▶ **REQUEST**
Find the lines that hold "this". Report only how many there are.

▶ **STORED RECORDS**
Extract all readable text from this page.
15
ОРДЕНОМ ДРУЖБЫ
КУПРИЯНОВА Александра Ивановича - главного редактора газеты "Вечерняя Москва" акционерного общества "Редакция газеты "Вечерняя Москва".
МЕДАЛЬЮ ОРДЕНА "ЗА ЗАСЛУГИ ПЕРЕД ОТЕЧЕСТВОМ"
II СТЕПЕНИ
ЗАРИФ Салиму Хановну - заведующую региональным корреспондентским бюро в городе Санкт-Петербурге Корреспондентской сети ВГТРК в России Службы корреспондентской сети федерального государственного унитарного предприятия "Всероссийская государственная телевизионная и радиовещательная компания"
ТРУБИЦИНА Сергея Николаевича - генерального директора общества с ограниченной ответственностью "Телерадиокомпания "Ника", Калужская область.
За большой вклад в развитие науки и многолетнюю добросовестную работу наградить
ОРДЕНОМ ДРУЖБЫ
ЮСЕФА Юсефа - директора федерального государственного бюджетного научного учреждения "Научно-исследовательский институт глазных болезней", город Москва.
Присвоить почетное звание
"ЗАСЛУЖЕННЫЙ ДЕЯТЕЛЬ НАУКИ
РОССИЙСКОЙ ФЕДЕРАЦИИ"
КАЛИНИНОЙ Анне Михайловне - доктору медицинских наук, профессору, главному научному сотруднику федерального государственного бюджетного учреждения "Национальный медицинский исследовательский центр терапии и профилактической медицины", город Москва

==

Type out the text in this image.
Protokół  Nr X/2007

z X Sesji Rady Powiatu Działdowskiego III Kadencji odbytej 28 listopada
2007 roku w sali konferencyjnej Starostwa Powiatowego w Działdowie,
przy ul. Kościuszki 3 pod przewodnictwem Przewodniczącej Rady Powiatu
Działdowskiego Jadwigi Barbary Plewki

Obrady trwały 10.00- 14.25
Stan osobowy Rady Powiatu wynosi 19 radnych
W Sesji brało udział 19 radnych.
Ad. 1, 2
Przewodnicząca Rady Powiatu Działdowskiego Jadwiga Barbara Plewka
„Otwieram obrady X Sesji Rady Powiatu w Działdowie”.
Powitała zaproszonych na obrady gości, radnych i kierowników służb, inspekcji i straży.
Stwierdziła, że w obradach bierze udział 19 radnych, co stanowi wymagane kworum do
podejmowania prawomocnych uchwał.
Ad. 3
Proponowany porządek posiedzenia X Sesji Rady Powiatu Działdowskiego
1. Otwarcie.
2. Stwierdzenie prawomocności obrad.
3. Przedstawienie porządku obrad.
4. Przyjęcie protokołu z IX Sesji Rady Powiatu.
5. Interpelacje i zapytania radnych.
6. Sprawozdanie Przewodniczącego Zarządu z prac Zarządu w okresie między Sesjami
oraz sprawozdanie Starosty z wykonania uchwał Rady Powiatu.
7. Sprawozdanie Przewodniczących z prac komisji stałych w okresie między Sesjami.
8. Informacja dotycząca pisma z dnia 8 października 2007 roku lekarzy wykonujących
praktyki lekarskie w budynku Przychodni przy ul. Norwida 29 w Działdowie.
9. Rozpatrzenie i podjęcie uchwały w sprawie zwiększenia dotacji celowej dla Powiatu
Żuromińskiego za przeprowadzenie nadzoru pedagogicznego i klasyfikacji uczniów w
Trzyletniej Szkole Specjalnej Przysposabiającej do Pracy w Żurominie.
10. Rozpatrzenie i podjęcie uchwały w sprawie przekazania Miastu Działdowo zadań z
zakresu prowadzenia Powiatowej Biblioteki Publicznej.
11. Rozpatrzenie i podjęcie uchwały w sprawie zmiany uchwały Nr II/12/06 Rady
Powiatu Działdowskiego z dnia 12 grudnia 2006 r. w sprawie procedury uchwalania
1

▶ **SOLUTION BELOW**
2